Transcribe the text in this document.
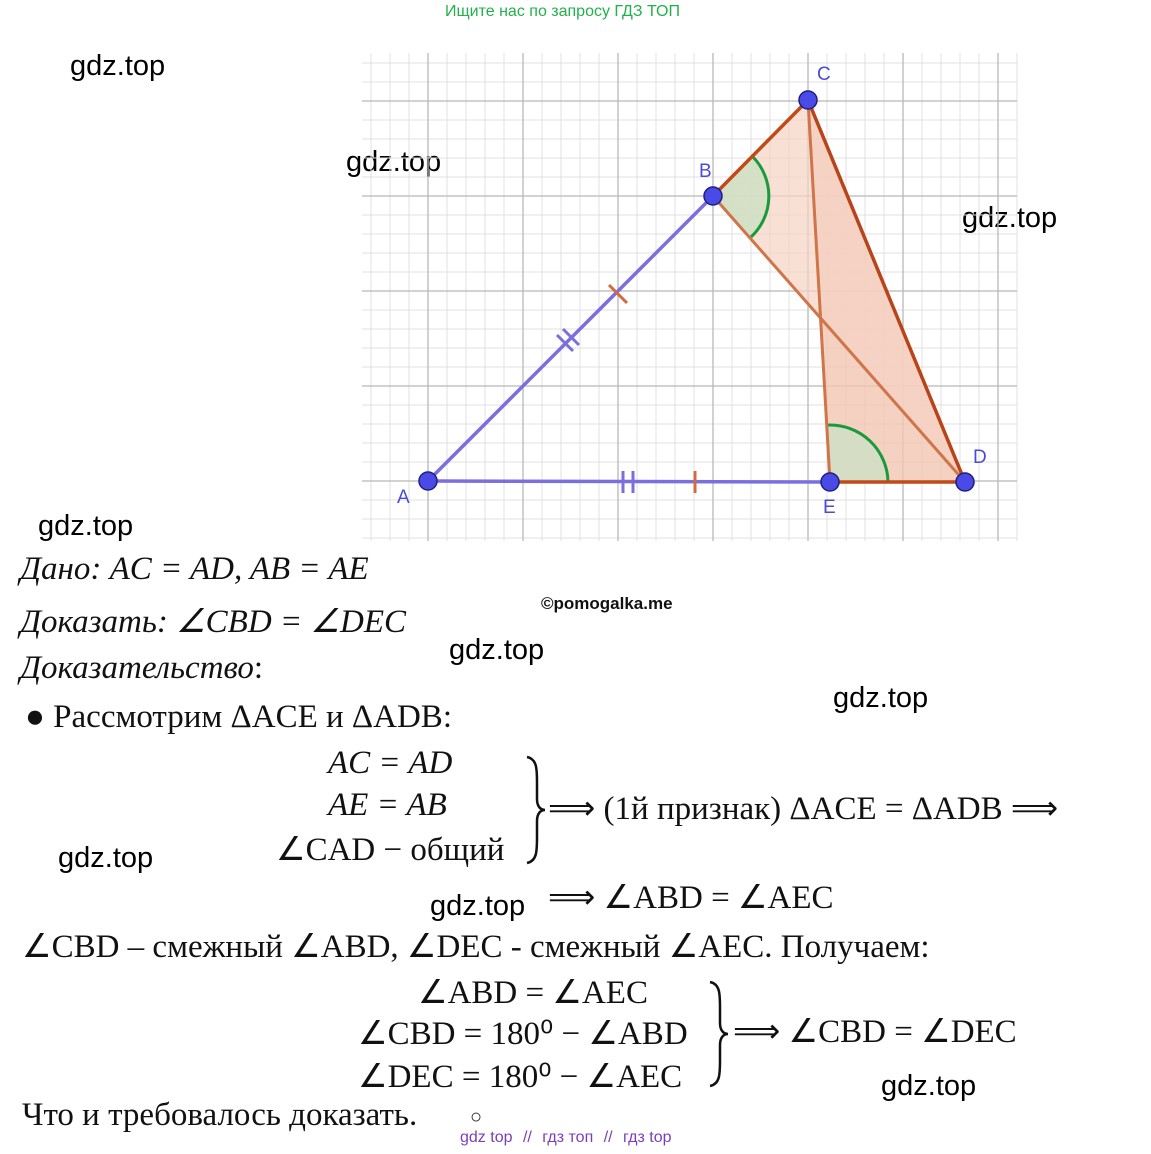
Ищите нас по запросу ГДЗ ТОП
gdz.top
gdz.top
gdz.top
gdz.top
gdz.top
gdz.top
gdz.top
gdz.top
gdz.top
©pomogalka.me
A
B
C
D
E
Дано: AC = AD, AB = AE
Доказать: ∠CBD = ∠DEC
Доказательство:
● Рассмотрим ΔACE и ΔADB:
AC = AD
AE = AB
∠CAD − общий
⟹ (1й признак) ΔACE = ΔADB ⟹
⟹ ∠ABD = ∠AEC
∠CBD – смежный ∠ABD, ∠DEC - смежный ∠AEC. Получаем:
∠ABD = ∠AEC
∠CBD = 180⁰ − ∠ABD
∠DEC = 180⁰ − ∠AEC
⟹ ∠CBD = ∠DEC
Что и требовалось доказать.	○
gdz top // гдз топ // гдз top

Stated goal: Exclude every picture and copy the remaining data exactly.

Written response:
Transcribe the text in this document.
Ищите нас по запросу ГДЗ ТОП
gdz.top
gdz.top
gdz.top
gdz.top
gdz.top
gdz.top
gdz.top
gdz.top
gdz.top
©pomogalka.me
A
B
C
D
E
Дано: AC = AD, AB = AE
Доказать: ∠CBD = ∠DEC
Доказательство:
● Рассмотрим ΔACE и ΔADB:
AC = AD
AE = AB
∠CAD − общий
⟹ (1й признак) ΔACE = ΔADB ⟹
⟹ ∠ABD = ∠AEC
∠CBD – смежный ∠ABD, ∠DEC - смежный ∠AEC. Получаем:
∠ABD = ∠AEC
∠CBD = 180⁰ − ∠ABD
∠DEC = 180⁰ − ∠AEC
⟹ ∠CBD = ∠DEC
Что и требовалось доказать.	○
gdz top // гдз топ // гдз top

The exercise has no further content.